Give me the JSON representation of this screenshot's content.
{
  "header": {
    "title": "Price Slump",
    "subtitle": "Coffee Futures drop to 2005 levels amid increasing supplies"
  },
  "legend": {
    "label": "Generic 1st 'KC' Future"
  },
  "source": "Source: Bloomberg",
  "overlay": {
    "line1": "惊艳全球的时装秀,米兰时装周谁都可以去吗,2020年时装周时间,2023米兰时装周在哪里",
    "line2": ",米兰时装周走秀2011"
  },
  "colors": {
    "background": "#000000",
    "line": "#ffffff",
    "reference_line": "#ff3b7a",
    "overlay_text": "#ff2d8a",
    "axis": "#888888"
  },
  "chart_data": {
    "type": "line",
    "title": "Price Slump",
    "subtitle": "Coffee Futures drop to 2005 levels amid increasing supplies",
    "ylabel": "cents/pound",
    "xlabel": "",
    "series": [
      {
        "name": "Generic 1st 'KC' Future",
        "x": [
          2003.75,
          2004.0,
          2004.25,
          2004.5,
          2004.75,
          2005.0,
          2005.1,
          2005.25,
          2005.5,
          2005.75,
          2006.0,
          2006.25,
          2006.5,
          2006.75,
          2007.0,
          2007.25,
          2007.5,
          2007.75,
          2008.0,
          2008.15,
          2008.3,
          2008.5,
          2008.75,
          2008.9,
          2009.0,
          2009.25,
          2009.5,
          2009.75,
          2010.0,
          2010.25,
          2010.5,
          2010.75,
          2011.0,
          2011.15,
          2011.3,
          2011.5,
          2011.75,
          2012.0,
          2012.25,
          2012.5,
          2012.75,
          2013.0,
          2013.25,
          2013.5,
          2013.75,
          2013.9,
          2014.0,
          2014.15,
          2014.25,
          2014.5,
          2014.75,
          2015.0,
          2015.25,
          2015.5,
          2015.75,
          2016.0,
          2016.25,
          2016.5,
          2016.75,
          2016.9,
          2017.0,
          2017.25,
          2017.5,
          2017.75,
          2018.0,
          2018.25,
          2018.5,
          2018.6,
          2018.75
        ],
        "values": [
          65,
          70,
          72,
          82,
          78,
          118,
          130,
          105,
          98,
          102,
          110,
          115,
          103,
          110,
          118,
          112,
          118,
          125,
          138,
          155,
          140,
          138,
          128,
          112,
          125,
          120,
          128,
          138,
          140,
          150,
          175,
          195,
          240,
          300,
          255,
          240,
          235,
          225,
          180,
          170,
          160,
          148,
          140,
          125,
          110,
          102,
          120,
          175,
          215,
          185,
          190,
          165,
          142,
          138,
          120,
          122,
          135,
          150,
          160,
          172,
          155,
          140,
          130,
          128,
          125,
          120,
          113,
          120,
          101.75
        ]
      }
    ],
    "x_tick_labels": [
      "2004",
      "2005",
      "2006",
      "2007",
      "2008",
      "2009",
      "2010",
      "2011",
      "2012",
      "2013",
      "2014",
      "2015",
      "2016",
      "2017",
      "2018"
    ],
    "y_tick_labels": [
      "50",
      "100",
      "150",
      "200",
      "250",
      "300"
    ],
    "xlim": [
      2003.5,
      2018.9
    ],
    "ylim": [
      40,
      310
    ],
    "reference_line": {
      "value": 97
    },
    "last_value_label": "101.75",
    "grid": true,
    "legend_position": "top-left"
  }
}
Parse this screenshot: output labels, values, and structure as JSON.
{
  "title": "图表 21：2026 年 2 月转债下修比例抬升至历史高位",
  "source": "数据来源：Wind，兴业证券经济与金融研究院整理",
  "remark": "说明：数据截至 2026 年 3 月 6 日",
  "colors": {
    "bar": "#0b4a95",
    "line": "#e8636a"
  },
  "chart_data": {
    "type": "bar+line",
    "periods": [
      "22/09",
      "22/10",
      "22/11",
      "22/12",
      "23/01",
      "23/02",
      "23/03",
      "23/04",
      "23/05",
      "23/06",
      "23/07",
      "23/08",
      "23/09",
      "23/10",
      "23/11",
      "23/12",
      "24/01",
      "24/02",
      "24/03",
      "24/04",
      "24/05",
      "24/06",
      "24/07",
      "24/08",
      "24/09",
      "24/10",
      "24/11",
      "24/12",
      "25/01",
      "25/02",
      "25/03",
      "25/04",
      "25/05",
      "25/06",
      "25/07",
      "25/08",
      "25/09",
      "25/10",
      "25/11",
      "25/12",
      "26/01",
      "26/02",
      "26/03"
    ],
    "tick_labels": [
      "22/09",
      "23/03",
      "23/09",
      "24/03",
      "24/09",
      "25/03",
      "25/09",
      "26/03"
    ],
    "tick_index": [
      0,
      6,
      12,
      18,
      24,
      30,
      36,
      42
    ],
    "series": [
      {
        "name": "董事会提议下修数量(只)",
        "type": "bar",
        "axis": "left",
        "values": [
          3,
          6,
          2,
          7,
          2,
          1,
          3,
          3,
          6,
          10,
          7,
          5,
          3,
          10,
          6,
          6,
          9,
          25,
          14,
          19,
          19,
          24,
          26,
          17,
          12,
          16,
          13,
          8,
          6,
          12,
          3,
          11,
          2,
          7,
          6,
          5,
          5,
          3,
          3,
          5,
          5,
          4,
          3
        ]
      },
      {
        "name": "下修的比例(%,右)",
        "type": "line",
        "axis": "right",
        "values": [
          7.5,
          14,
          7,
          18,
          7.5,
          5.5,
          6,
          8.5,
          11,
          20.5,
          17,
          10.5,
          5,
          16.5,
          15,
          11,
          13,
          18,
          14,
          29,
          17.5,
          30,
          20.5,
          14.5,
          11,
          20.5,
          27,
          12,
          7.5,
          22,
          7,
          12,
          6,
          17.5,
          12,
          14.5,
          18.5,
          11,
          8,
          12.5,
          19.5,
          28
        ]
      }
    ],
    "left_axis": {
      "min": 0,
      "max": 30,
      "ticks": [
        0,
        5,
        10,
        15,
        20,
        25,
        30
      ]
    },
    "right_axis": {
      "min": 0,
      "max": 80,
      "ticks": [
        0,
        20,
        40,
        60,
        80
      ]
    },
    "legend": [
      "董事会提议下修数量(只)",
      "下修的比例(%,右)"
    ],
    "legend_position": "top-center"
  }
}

◆ ◆ ◆ ◆ ◆

**Task description**
Identify every line holding the word "Coffee" and copy it out.

**Answer for this exercise**
    "subtitle": "Coffee Futures drop to 2005 levels amid increasing supplies"
    "subtitle": "Coffee Futures drop to 2005 levels amid increasing supplies",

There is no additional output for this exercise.